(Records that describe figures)
=====

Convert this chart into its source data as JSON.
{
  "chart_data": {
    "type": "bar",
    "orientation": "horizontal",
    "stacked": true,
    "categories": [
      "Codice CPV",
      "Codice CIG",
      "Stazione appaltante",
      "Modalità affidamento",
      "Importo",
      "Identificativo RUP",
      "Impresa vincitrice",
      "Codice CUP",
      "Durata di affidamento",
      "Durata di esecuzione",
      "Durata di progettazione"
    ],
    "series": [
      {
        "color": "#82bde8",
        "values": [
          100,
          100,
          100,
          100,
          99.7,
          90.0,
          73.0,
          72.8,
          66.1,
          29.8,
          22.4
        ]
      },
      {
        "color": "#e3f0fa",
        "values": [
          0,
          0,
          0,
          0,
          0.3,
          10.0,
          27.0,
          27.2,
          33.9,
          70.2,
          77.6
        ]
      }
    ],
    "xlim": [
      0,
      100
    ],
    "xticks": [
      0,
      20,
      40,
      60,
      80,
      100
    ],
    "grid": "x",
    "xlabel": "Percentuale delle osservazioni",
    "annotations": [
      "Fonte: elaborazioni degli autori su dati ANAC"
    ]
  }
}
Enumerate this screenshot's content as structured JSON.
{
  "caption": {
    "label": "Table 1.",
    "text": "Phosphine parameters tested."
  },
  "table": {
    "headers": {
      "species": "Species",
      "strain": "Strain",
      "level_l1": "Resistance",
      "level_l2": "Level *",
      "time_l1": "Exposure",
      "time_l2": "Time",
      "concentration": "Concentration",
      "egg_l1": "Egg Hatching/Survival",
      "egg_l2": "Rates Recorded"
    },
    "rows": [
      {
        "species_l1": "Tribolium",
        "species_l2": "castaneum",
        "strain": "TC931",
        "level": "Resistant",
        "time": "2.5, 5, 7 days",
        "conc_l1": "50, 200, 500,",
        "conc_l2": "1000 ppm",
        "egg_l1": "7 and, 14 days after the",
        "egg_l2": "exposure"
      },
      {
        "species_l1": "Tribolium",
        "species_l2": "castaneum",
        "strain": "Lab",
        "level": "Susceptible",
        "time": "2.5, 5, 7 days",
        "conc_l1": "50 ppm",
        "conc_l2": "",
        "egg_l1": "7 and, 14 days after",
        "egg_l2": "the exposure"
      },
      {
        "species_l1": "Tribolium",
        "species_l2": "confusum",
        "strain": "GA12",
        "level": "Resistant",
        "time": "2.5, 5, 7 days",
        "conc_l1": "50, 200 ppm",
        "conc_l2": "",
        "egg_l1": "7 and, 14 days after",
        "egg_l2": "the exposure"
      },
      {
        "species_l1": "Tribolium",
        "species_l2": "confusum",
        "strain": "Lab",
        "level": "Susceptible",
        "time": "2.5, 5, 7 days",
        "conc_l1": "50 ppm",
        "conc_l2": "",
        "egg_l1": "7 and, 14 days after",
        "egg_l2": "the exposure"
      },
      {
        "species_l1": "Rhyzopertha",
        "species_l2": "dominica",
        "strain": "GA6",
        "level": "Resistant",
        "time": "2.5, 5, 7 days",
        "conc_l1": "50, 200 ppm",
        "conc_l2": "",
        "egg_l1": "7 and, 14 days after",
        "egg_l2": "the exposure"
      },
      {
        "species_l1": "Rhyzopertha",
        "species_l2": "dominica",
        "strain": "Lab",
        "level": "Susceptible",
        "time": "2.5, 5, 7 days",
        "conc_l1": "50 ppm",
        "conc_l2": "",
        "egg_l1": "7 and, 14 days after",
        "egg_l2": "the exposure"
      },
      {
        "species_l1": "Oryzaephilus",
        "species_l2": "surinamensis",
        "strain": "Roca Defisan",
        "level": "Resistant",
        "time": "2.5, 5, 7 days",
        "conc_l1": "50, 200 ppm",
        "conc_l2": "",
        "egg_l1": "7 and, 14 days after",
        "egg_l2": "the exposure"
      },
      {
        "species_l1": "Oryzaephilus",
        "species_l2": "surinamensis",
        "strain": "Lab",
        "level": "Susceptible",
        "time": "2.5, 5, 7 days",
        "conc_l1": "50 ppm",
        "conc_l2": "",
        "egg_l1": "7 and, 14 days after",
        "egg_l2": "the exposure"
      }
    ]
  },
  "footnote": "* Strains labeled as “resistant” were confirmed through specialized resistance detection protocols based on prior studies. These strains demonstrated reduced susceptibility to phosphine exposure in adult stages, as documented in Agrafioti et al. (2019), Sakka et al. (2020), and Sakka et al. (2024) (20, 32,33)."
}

=====

Do this | Copy the data above in full, character for character.

Right answer |
Convert this chart into its source data as JSON.
{
  "chart_data": {
    "type": "bar",
    "orientation": "horizontal",
    "stacked": true,
    "categories": [
      "Codice CPV",
      "Codice CIG",
      "Stazione appaltante",
      "Modalità affidamento",
      "Importo",
      "Identificativo RUP",
      "Impresa vincitrice",
      "Codice CUP",
      "Durata di affidamento",
      "Durata di esecuzione",
      "Durata di progettazione"
    ],
    "series": [
      {
        "color": "#82bde8",
        "values": [
          100,
          100,
          100,
          100,
          99.7,
          90.0,
          73.0,
          72.8,
          66.1,
          29.8,
          22.4
        ]
      },
      {
        "color": "#e3f0fa",
        "values": [
          0,
          0,
          0,
          0,
          0.3,
          10.0,
          27.0,
          27.2,
          33.9,
          70.2,
          77.6
        ]
      }
    ],
    "xlim": [
      0,
      100
    ],
    "xticks": [
      0,
      20,
      40,
      60,
      80,
      100
    ],
    "grid": "x",
    "xlabel": "Percentuale delle osservazioni",
    "annotations": [
      "Fonte: elaborazioni degli autori su dati ANAC"
    ]
  }
}
Enumerate this screenshot's content as structured JSON.
{
  "caption": {
    "label": "Table 1.",
    "text": "Phosphine parameters tested."
  },
  "table": {
    "headers": {
      "species": "Species",
      "strain": "Strain",
      "level_l1": "Resistance",
      "level_l2": "Level *",
      "time_l1": "Exposure",
      "time_l2": "Time",
      "concentration": "Concentration",
      "egg_l1": "Egg Hatching/Survival",
      "egg_l2": "Rates Recorded"
    },
    "rows": [
      {
        "species_l1": "Tribolium",
        "species_l2": "castaneum",
        "strain": "TC931",
        "level": "Resistant",
        "time": "2.5, 5, 7 days",
        "conc_l1": "50, 200, 500,",
        "conc_l2": "1000 ppm",
        "egg_l1": "7 and, 14 days after the",
        "egg_l2": "exposure"
      },
      {
        "species_l1": "Tribolium",
        "species_l2": "castaneum",
        "strain": "Lab",
        "level": "Susceptible",
        "time": "2.5, 5, 7 days",
        "conc_l1": "50 ppm",
        "conc_l2": "",
        "egg_l1": "7 and, 14 days after",
        "egg_l2": "the exposure"
      },
      {
        "species_l1": "Tribolium",
        "species_l2": "confusum",
        "strain": "GA12",
        "level": "Resistant",
        "time": "2.5, 5, 7 days",
        "conc_l1": "50, 200 ppm",
        "conc_l2": "",
        "egg_l1": "7 and, 14 days after",
        "egg_l2": "the exposure"
      },
      {
        "species_l1": "Tribolium",
        "species_l2": "confusum",
        "strain": "Lab",
        "level": "Susceptible",
        "time": "2.5, 5, 7 days",
        "conc_l1": "50 ppm",
        "conc_l2": "",
        "egg_l1": "7 and, 14 days after",
        "egg_l2": "the exposure"
      },
      {
        "species_l1": "Rhyzopertha",
        "species_l2": "dominica",
        "strain": "GA6",
        "level": "Resistant",
        "time": "2.5, 5, 7 days",
        "conc_l1": "50, 200 ppm",
        "conc_l2": "",
        "egg_l1": "7 and, 14 days after",
        "egg_l2": "the exposure"
      },
      {
        "species_l1": "Rhyzopertha",
        "species_l2": "dominica",
        "strain": "Lab",
        "level": "Susceptible",
        "time": "2.5, 5, 7 days",
        "conc_l1": "50 ppm",
        "conc_l2": "",
        "egg_l1": "7 and, 14 days after",
        "egg_l2": "the exposure"
      },
      {
        "species_l1": "Oryzaephilus",
        "species_l2": "surinamensis",
        "strain": "Roca Defisan",
        "level": "Resistant",
        "time": "2.5, 5, 7 days",
        "conc_l1": "50, 200 ppm",
        "conc_l2": "",
        "egg_l1": "7 and, 14 days after",
        "egg_l2": "the exposure"
      },
      {
        "species_l1": "Oryzaephilus",
        "species_l2": "surinamensis",
        "strain": "Lab",
        "level": "Susceptible",
        "time": "2.5, 5, 7 days",
        "conc_l1": "50 ppm",
        "conc_l2": "",
        "egg_l1": "7 and, 14 days after",
        "egg_l2": "the exposure"
      }
    ]
  },
  "footnote": "* Strains labeled as “resistant” were confirmed through specialized resistance detection protocols based on prior studies. These strains demonstrated reduced susceptibility to phosphine exposure in adult stages, as documented in Agrafioti et al. (2019), Sakka et al. (2020), and Sakka et al. (2024) (20, 32,33)."
}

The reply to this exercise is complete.